Filter this data down to the lines that hold "Meeting", and copy them.
Extracted material start
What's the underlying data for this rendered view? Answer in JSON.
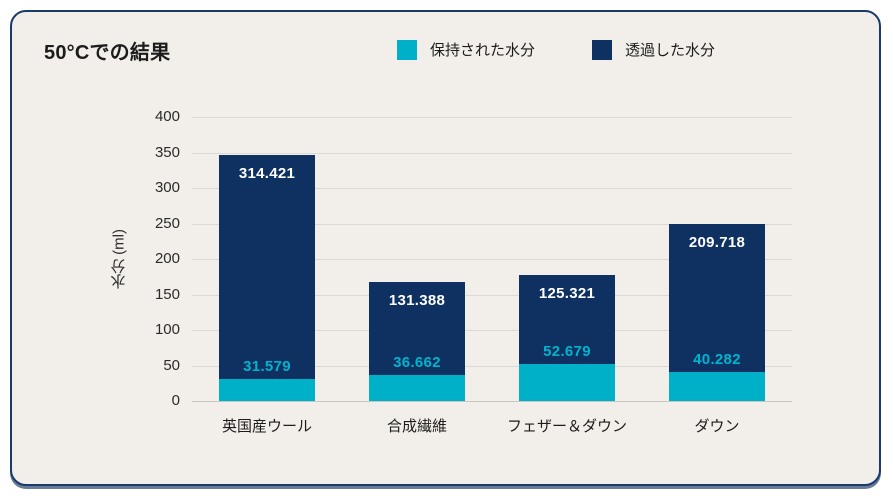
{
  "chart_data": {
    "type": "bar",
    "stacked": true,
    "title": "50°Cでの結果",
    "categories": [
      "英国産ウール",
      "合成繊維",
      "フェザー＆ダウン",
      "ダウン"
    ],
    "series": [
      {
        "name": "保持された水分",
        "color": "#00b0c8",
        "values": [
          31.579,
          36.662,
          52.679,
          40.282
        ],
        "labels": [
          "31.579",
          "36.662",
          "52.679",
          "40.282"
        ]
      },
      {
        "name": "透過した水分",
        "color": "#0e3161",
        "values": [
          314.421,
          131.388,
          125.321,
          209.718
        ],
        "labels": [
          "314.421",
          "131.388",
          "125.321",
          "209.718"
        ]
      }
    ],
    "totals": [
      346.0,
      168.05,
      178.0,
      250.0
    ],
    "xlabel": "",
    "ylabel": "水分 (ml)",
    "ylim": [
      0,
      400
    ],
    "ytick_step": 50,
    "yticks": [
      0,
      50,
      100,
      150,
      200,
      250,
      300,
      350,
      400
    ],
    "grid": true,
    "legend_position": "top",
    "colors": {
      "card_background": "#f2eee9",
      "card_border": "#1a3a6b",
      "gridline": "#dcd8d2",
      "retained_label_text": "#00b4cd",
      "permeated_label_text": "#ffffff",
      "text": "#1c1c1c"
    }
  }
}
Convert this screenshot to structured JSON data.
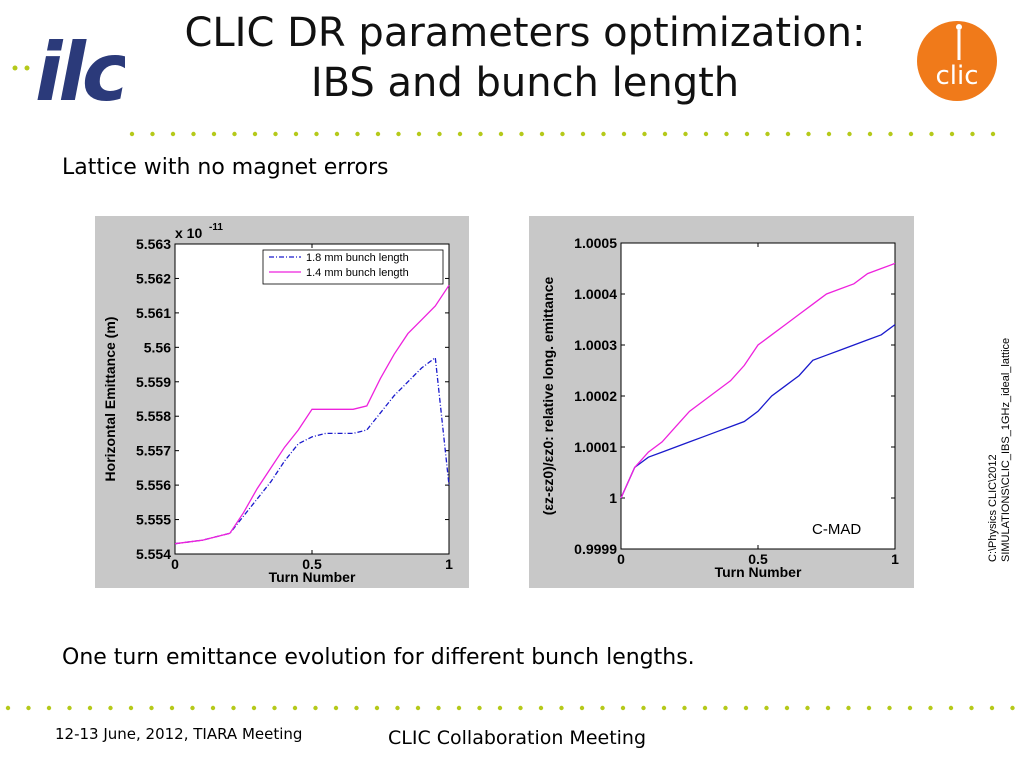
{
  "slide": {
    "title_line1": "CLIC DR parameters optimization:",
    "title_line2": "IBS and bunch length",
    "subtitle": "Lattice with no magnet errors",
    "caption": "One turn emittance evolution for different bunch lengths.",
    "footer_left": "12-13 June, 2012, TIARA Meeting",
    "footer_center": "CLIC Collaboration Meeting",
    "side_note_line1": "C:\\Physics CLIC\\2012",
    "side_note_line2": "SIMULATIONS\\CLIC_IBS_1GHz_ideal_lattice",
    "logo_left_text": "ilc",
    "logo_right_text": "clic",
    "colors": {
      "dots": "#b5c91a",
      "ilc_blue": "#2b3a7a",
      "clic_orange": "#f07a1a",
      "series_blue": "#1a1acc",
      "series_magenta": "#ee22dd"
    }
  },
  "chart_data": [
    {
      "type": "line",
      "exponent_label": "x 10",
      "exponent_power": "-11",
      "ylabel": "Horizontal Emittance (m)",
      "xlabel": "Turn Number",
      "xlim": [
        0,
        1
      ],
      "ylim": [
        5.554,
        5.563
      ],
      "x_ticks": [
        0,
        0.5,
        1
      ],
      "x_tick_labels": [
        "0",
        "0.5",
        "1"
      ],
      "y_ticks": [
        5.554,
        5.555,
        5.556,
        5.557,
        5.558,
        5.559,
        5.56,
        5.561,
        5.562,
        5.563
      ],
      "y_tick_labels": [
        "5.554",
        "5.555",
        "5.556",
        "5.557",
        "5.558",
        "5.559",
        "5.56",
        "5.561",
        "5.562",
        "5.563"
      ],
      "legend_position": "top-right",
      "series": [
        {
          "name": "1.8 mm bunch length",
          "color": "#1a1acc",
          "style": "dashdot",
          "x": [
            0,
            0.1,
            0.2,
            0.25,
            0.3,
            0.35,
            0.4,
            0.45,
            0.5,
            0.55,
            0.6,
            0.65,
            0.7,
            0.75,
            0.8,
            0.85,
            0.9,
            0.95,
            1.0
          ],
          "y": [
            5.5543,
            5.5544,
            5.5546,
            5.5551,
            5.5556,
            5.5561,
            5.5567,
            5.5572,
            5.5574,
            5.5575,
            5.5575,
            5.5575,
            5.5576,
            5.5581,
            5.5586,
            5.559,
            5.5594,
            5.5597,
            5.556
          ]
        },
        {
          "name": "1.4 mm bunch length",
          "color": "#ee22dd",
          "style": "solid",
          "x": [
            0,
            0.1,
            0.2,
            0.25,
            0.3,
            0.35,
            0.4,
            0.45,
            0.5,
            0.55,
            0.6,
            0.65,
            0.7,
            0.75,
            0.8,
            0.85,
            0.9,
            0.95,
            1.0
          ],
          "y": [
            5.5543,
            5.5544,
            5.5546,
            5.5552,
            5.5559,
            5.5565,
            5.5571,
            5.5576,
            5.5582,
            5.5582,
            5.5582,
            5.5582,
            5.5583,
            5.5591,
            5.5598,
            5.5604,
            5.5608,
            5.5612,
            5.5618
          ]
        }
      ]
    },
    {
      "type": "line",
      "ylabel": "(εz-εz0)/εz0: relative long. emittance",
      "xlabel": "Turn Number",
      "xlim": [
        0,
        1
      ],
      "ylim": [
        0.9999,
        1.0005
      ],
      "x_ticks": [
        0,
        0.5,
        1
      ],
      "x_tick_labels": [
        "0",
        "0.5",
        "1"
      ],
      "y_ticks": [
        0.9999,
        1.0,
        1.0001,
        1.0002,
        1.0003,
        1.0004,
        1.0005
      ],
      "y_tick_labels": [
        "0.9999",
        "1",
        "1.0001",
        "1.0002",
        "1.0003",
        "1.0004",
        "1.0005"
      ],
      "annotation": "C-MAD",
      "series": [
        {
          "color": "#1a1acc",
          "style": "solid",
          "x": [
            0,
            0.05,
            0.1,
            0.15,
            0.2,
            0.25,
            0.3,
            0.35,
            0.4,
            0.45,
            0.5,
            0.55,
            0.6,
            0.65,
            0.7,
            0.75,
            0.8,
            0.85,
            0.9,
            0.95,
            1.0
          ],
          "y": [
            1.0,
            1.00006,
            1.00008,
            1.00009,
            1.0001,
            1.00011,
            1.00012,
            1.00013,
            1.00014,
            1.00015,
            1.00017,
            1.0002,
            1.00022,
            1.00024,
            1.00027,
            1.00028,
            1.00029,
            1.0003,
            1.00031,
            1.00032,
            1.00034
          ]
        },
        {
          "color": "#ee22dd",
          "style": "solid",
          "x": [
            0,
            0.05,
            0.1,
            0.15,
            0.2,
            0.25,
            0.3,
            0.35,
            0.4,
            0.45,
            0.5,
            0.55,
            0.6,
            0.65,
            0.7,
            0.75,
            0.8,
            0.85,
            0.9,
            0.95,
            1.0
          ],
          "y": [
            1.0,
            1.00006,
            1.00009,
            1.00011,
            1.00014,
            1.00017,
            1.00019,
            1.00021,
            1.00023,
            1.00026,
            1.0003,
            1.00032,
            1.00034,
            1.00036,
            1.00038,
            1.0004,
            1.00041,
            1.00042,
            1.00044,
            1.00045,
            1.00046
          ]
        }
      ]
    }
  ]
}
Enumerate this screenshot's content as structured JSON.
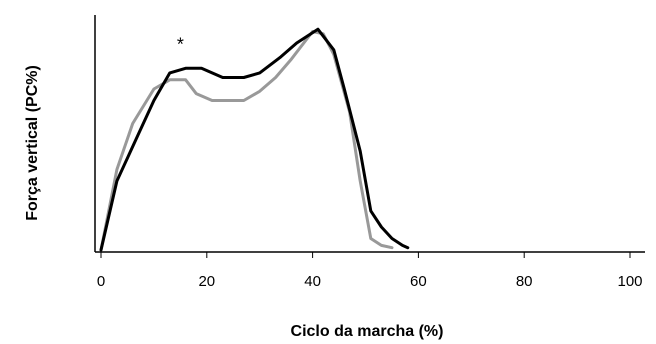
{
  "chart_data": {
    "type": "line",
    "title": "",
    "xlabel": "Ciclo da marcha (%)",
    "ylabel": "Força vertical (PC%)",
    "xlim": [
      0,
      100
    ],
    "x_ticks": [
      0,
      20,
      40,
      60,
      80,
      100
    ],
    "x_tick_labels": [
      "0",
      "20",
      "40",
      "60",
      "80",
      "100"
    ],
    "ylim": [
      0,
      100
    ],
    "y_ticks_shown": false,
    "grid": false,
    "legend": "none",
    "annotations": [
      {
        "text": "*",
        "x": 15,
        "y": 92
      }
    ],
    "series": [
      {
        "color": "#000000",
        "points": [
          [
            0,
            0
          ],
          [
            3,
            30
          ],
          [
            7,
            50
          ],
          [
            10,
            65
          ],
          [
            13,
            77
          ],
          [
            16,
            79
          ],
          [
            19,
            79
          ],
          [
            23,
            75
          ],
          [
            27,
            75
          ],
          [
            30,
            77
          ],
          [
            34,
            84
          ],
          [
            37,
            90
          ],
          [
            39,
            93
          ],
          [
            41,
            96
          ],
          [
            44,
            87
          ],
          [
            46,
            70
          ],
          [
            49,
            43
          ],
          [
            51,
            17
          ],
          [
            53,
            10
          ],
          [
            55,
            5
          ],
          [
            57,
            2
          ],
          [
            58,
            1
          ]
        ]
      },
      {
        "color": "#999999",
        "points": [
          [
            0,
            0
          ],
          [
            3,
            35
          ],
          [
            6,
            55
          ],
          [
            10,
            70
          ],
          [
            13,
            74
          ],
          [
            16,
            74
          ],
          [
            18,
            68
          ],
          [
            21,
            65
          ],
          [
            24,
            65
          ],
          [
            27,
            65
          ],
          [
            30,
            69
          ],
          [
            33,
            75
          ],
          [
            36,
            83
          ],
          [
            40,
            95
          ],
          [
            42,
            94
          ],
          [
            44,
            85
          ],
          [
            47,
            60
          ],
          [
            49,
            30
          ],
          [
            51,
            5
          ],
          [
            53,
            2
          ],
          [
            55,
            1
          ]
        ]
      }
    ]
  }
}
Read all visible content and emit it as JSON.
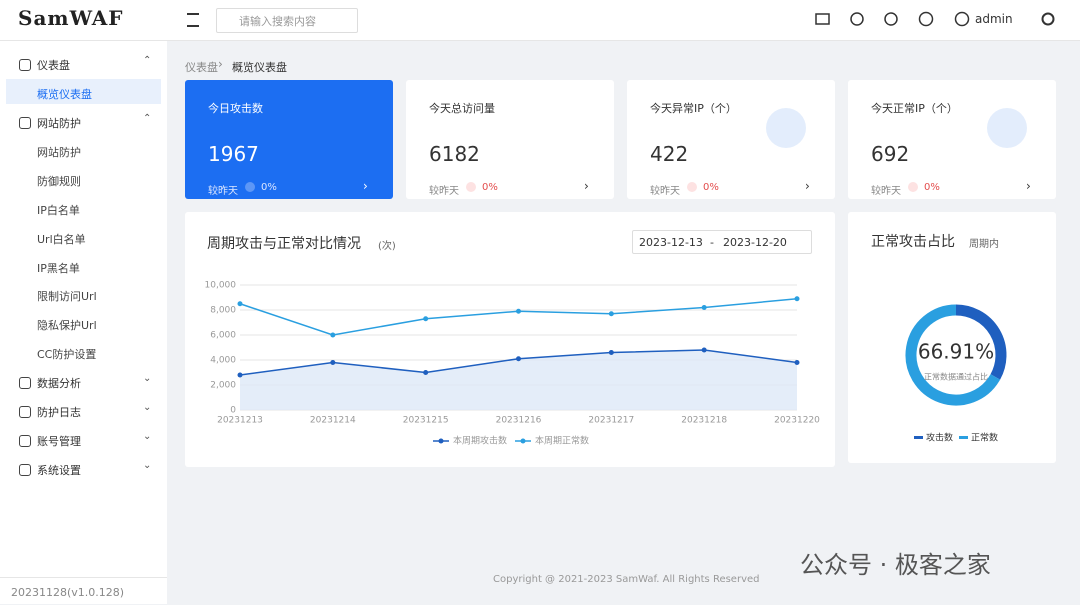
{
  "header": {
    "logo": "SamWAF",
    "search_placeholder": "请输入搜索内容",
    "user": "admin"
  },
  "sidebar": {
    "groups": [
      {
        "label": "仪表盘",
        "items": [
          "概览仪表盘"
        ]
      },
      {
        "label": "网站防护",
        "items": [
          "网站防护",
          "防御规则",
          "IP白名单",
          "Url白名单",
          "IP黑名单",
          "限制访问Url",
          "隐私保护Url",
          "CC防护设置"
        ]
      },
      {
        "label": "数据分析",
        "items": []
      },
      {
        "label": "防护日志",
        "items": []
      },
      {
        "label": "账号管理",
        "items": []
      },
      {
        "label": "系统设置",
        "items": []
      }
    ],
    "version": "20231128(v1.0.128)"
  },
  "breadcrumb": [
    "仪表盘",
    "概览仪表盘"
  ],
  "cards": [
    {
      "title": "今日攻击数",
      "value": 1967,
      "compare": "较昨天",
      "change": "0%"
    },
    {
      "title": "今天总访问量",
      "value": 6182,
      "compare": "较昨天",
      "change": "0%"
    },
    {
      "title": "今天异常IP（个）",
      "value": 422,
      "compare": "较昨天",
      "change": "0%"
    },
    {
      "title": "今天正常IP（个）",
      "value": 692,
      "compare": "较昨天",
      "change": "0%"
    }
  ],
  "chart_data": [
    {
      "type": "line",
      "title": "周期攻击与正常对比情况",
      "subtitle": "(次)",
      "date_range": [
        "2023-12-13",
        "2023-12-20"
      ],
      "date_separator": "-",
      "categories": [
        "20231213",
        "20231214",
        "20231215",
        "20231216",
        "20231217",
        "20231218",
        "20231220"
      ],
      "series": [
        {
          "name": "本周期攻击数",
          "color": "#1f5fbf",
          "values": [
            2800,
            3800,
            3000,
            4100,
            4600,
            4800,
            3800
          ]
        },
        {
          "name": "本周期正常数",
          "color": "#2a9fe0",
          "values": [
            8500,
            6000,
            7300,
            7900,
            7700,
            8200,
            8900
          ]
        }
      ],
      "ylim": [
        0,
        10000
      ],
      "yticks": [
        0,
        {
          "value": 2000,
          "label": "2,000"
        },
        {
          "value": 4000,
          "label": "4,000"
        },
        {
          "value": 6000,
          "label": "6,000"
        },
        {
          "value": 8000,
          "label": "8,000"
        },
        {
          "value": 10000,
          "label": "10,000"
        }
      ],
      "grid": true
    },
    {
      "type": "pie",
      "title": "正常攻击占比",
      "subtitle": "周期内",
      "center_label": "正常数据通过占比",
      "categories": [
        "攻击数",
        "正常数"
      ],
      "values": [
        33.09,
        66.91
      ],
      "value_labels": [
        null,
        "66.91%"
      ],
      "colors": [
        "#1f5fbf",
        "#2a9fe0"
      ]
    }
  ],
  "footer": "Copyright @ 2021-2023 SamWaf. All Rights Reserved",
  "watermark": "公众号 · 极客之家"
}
Extracted material end
[Output for this exercise]
    "footer_left": "12-13 June, 2012, TIARA Meeting",
    "footer_center": "CLIC Collaboration Meeting",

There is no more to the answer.